### Raw records:
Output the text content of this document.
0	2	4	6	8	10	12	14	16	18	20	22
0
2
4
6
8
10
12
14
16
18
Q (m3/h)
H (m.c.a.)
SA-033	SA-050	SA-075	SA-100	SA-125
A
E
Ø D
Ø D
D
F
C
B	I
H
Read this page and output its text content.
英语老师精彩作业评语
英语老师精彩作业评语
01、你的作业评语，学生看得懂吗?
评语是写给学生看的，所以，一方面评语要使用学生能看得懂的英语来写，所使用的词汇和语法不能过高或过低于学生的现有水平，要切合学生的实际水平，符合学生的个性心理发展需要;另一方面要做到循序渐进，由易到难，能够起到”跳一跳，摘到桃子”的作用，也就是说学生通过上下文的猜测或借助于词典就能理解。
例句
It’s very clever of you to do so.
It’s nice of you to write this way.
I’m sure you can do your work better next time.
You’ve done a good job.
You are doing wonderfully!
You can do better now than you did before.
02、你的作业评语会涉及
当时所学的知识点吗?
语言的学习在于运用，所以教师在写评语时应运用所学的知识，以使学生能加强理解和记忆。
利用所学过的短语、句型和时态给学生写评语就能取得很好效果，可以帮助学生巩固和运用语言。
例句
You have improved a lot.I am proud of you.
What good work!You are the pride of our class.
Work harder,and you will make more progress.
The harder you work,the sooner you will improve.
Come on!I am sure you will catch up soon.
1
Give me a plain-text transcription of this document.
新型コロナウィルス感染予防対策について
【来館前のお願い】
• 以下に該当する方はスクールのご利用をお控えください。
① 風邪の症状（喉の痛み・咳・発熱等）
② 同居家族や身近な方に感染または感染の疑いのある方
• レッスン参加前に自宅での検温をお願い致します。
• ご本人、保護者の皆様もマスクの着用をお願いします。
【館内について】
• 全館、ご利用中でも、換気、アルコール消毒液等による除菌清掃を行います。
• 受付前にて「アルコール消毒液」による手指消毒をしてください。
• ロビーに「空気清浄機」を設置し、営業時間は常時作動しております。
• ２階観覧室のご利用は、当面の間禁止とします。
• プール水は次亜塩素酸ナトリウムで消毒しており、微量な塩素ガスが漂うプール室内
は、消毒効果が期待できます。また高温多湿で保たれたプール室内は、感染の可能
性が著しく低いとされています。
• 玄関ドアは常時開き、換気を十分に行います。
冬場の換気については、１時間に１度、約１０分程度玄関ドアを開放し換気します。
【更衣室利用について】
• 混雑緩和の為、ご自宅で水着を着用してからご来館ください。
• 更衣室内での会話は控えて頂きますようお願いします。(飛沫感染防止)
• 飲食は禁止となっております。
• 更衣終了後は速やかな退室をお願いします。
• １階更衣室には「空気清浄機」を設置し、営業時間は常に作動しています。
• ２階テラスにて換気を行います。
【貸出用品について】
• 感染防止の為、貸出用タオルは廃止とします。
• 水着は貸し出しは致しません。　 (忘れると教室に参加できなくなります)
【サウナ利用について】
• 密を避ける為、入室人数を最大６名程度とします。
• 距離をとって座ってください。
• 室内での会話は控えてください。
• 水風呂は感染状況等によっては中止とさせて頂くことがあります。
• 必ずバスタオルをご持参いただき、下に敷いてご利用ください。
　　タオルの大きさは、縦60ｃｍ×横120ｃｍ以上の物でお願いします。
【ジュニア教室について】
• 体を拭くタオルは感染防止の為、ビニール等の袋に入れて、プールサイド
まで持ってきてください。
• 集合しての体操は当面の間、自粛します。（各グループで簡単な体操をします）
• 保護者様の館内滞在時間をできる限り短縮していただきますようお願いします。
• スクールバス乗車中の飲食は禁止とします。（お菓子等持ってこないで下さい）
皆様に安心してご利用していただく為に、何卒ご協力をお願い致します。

### To be done:
With both ends included, please retype exactly the lines from the line containing "Give me a plain-text" to the final line of the data.

### Output of the exercise:
Give me a plain-text transcription of this document.
新型コロナウィルス感染予防対策について
【来館前のお願い】
• 以下に該当する方はスクールのご利用をお控えください。
① 風邪の症状（喉の痛み・咳・発熱等）
② 同居家族や身近な方に感染または感染の疑いのある方
• レッスン参加前に自宅での検温をお願い致します。
• ご本人、保護者の皆様もマスクの着用をお願いします。
【館内について】
• 全館、ご利用中でも、換気、アルコール消毒液等による除菌清掃を行います。
• 受付前にて「アルコール消毒液」による手指消毒をしてください。
• ロビーに「空気清浄機」を設置し、営業時間は常時作動しております。
• ２階観覧室のご利用は、当面の間禁止とします。
• プール水は次亜塩素酸ナトリウムで消毒しており、微量な塩素ガスが漂うプール室内
は、消毒効果が期待できます。また高温多湿で保たれたプール室内は、感染の可能
性が著しく低いとされています。
• 玄関ドアは常時開き、換気を十分に行います。
冬場の換気については、１時間に１度、約１０分程度玄関ドアを開放し換気します。
【更衣室利用について】
• 混雑緩和の為、ご自宅で水着を着用してからご来館ください。
• 更衣室内での会話は控えて頂きますようお願いします。(飛沫感染防止)
• 飲食は禁止となっております。
• 更衣終了後は速やかな退室をお願いします。
• １階更衣室には「空気清浄機」を設置し、営業時間は常に作動しています。
• ２階テラスにて換気を行います。
【貸出用品について】
• 感染防止の為、貸出用タオルは廃止とします。
• 水着は貸し出しは致しません。　 (忘れると教室に参加できなくなります)
【サウナ利用について】
• 密を避ける為、入室人数を最大６名程度とします。
• 距離をとって座ってください。
• 室内での会話は控えてください。
• 水風呂は感染状況等によっては中止とさせて頂くことがあります。
• 必ずバスタオルをご持参いただき、下に敷いてご利用ください。
　　タオルの大きさは、縦60ｃｍ×横120ｃｍ以上の物でお願いします。
【ジュニア教室について】
• 体を拭くタオルは感染防止の為、ビニール等の袋に入れて、プールサイド
まで持ってきてください。
• 集合しての体操は当面の間、自粛します。（各グループで簡単な体操をします）
• 保護者様の館内滞在時間をできる限り短縮していただきますようお願いします。
• スクールバス乗車中の飲食は禁止とします。（お菓子等持ってこないで下さい）
皆様に安心してご利用していただく為に、何卒ご協力をお願い致します。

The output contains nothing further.